Exercise prompt >> All of the material below is to be retyped exactly.

Given data >>
++++
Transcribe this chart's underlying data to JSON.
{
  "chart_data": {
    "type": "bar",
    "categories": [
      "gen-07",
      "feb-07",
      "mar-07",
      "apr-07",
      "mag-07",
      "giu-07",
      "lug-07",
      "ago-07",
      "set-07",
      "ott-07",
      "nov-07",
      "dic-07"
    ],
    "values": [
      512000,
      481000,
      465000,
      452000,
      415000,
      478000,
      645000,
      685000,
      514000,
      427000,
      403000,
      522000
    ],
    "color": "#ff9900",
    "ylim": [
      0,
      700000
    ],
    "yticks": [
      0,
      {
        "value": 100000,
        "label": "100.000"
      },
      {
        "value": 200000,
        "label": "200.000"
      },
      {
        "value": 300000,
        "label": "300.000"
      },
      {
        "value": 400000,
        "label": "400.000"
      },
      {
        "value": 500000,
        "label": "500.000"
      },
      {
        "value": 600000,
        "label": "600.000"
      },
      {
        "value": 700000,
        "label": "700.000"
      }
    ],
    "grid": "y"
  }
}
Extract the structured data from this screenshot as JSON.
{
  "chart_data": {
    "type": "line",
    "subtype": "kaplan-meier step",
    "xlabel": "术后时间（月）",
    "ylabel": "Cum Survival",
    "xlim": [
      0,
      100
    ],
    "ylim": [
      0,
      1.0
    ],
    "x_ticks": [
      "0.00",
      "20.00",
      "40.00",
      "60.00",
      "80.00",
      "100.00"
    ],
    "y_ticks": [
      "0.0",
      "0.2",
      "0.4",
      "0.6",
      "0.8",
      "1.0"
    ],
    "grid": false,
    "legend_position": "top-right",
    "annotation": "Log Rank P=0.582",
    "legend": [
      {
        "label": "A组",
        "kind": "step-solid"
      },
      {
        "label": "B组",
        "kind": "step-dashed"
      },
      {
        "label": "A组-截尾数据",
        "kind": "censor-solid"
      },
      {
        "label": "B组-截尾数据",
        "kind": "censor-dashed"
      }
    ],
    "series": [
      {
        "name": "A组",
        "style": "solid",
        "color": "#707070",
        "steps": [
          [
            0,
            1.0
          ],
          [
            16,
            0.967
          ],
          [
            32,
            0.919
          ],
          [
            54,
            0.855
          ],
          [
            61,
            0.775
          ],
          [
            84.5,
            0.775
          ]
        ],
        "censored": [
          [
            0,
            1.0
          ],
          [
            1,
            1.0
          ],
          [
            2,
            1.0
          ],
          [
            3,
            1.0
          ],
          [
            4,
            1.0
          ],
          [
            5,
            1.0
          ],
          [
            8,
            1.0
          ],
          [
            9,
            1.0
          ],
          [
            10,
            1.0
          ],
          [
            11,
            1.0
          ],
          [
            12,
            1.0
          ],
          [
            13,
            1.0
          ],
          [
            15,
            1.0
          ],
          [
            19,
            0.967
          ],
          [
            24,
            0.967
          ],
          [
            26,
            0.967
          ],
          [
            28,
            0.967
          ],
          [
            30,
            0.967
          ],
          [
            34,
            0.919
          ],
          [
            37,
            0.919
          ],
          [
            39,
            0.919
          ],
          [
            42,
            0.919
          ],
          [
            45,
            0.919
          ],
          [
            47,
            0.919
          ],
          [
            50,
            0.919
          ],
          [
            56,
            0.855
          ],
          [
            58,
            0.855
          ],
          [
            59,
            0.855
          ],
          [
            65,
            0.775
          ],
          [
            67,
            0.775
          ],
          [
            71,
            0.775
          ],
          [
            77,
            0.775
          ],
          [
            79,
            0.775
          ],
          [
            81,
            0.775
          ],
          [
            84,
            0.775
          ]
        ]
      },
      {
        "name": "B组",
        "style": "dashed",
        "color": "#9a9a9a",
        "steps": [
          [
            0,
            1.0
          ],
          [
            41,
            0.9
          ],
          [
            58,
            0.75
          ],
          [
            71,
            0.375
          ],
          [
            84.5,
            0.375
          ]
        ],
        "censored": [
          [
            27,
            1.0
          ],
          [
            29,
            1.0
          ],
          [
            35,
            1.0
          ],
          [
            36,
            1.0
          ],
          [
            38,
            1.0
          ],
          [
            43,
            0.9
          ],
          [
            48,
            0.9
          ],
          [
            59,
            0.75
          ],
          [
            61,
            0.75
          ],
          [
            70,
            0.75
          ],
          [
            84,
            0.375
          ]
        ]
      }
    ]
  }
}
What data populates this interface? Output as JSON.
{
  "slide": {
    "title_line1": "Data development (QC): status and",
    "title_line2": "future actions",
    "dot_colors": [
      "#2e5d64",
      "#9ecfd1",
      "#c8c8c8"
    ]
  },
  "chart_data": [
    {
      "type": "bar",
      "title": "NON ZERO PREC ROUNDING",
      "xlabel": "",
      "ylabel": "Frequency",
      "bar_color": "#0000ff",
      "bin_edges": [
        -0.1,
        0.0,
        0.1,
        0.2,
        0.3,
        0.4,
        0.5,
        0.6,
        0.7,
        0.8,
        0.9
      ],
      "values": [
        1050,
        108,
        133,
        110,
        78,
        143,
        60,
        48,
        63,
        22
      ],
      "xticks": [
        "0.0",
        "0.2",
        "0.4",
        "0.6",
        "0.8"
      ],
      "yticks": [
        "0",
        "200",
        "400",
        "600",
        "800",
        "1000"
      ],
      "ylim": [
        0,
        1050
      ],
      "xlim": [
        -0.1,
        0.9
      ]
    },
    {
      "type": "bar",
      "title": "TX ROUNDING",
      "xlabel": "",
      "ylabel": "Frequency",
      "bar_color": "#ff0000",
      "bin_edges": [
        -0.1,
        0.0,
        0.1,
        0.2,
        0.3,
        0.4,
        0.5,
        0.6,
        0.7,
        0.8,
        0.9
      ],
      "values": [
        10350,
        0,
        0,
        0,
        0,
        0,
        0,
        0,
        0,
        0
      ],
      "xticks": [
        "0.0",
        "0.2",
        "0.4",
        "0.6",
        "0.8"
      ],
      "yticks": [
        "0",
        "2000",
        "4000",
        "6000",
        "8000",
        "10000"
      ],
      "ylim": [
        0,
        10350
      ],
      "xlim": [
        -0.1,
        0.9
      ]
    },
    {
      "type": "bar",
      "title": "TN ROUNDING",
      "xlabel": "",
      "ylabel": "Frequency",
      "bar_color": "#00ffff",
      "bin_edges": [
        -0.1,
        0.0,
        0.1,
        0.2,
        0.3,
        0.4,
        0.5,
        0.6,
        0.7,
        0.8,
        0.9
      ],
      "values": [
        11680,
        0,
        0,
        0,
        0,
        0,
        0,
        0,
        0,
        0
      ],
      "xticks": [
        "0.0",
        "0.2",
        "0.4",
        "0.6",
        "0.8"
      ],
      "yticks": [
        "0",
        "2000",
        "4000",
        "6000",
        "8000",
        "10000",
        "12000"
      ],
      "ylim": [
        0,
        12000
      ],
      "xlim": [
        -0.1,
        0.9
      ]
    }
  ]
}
++++
Completed exercise >>
Transcribe this chart's underlying data to JSON.
{
  "chart_data": {
    "type": "bar",
    "categories": [
      "gen-07",
      "feb-07",
      "mar-07",
      "apr-07",
      "mag-07",
      "giu-07",
      "lug-07",
      "ago-07",
      "set-07",
      "ott-07",
      "nov-07",
      "dic-07"
    ],
    "values": [
      512000,
      481000,
      465000,
      452000,
      415000,
      478000,
      645000,
      685000,
      514000,
      427000,
      403000,
      522000
    ],
    "color": "#ff9900",
    "ylim": [
      0,
      700000
    ],
    "yticks": [
      0,
      {
        "value": 100000,
        "label": "100.000"
      },
      {
        "value": 200000,
        "label": "200.000"
      },
      {
        "value": 300000,
        "label": "300.000"
      },
      {
        "value": 400000,
        "label": "400.000"
      },
      {
        "value": 500000,
        "label": "500.000"
      },
      {
        "value": 600000,
        "label": "600.000"
      },
      {
        "value": 700000,
        "label": "700.000"
      }
    ],
    "grid": "y"
  }
}
Extract the structured data from this screenshot as JSON.
{
  "chart_data": {
    "type": "line",
    "subtype": "kaplan-meier step",
    "xlabel": "术后时间（月）",
    "ylabel": "Cum Survival",
    "xlim": [
      0,
      100
    ],
    "ylim": [
      0,
      1.0
    ],
    "x_ticks": [
      "0.00",
      "20.00",
      "40.00",
      "60.00",
      "80.00",
      "100.00"
    ],
    "y_ticks": [
      "0.0",
      "0.2",
      "0.4",
      "0.6",
      "0.8",
      "1.0"
    ],
    "grid": false,
    "legend_position": "top-right",
    "annotation": "Log Rank P=0.582",
    "legend": [
      {
        "label": "A组",
        "kind": "step-solid"
      },
      {
        "label": "B组",
        "kind": "step-dashed"
      },
      {
        "label": "A组-截尾数据",
        "kind": "censor-solid"
      },
      {
        "label": "B组-截尾数据",
        "kind": "censor-dashed"
      }
    ],
    "series": [
      {
        "name": "A组",
        "style": "solid",
        "color": "#707070",
        "steps": [
          [
            0,
            1.0
          ],
          [
            16,
            0.967
          ],
          [
            32,
            0.919
          ],
          [
            54,
            0.855
          ],
          [
            61,
            0.775
          ],
          [
            84.5,
            0.775
          ]
        ],
        "censored": [
          [
            0,
            1.0
          ],
          [
            1,
            1.0
          ],
          [
            2,
            1.0
          ],
          [
            3,
            1.0
          ],
          [
            4,
            1.0
          ],
          [
            5,
            1.0
          ],
          [
            8,
            1.0
          ],
          [
            9,
            1.0
          ],
          [
            10,
            1.0
          ],
          [
            11,
            1.0
          ],
          [
            12,
            1.0
          ],
          [
            13,
            1.0
          ],
          [
            15,
            1.0
          ],
          [
            19,
            0.967
          ],
          [
            24,
            0.967
          ],
          [
            26,
            0.967
          ],
          [
            28,
            0.967
          ],
          [
            30,
            0.967
          ],
          [
            34,
            0.919
          ],
          [
            37,
            0.919
          ],
          [
            39,
            0.919
          ],
          [
            42,
            0.919
          ],
          [
            45,
            0.919
          ],
          [
            47,
            0.919
          ],
          [
            50,
            0.919
          ],
          [
            56,
            0.855
          ],
          [
            58,
            0.855
          ],
          [
            59,
            0.855
          ],
          [
            65,
            0.775
          ],
          [
            67,
            0.775
          ],
          [
            71,
            0.775
          ],
          [
            77,
            0.775
          ],
          [
            79,
            0.775
          ],
          [
            81,
            0.775
          ],
          [
            84,
            0.775
          ]
        ]
      },
      {
        "name": "B组",
        "style": "dashed",
        "color": "#9a9a9a",
        "steps": [
          [
            0,
            1.0
          ],
          [
            41,
            0.9
          ],
          [
            58,
            0.75
          ],
          [
            71,
            0.375
          ],
          [
            84.5,
            0.375
          ]
        ],
        "censored": [
          [
            27,
            1.0
          ],
          [
            29,
            1.0
          ],
          [
            35,
            1.0
          ],
          [
            36,
            1.0
          ],
          [
            38,
            1.0
          ],
          [
            43,
            0.9
          ],
          [
            48,
            0.9
          ],
          [
            59,
            0.75
          ],
          [
            61,
            0.75
          ],
          [
            70,
            0.75
          ],
          [
            84,
            0.375
          ]
        ]
      }
    ]
  }
}
What data populates this interface? Output as JSON.
{
  "slide": {
    "title_line1": "Data development (QC): status and",
    "title_line2": "future actions",
    "dot_colors": [
      "#2e5d64",
      "#9ecfd1",
      "#c8c8c8"
    ]
  },
  "chart_data": [
    {
      "type": "bar",
      "title": "NON ZERO PREC ROUNDING",
      "xlabel": "",
      "ylabel": "Frequency",
      "bar_color": "#0000ff",
      "bin_edges": [
        -0.1,
        0.0,
        0.1,
        0.2,
        0.3,
        0.4,
        0.5,
        0.6,
        0.7,
        0.8,
        0.9
      ],
      "values": [
        1050,
        108,
        133,
        110,
        78,
        143,
        60,
        48,
        63,
        22
      ],
      "xticks": [
        "0.0",
        "0.2",
        "0.4",
        "0.6",
        "0.8"
      ],
      "yticks": [
        "0",
        "200",
        "400",
        "600",
        "800",
        "1000"
      ],
      "ylim": [
        0,
        1050
      ],
      "xlim": [
        -0.1,
        0.9
      ]
    },
    {
      "type": "bar",
      "title": "TX ROUNDING",
      "xlabel": "",
      "ylabel": "Frequency",
      "bar_color": "#ff0000",
      "bin_edges": [
        -0.1,
        0.0,
        0.1,
        0.2,
        0.3,
        0.4,
        0.5,
        0.6,
        0.7,
        0.8,
        0.9
      ],
      "values": [
        10350,
        0,
        0,
        0,
        0,
        0,
        0,
        0,
        0,
        0
      ],
      "xticks": [
        "0.0",
        "0.2",
        "0.4",
        "0.6",
        "0.8"
      ],
      "yticks": [
        "0",
        "2000",
        "4000",
        "6000",
        "8000",
        "10000"
      ],
      "ylim": [
        0,
        10350
      ],
      "xlim": [
        -0.1,
        0.9
      ]
    },
    {
      "type": "bar",
      "title": "TN ROUNDING",
      "xlabel": "",
      "ylabel": "Frequency",
      "bar_color": "#00ffff",
      "bin_edges": [
        -0.1,
        0.0,
        0.1,
        0.2,
        0.3,
        0.4,
        0.5,
        0.6,
        0.7,
        0.8,
        0.9
      ],
      "values": [
        11680,
        0,
        0,
        0,
        0,
        0,
        0,
        0,
        0,
        0
      ],
      "xticks": [
        "0.0",
        "0.2",
        "0.4",
        "0.6",
        "0.8"
      ],
      "yticks": [
        "0",
        "2000",
        "4000",
        "6000",
        "8000",
        "10000",
        "12000"
      ],
      "ylim": [
        0,
        12000
      ],
      "xlim": [
        -0.1,
        0.9
      ]
    }
  ]
}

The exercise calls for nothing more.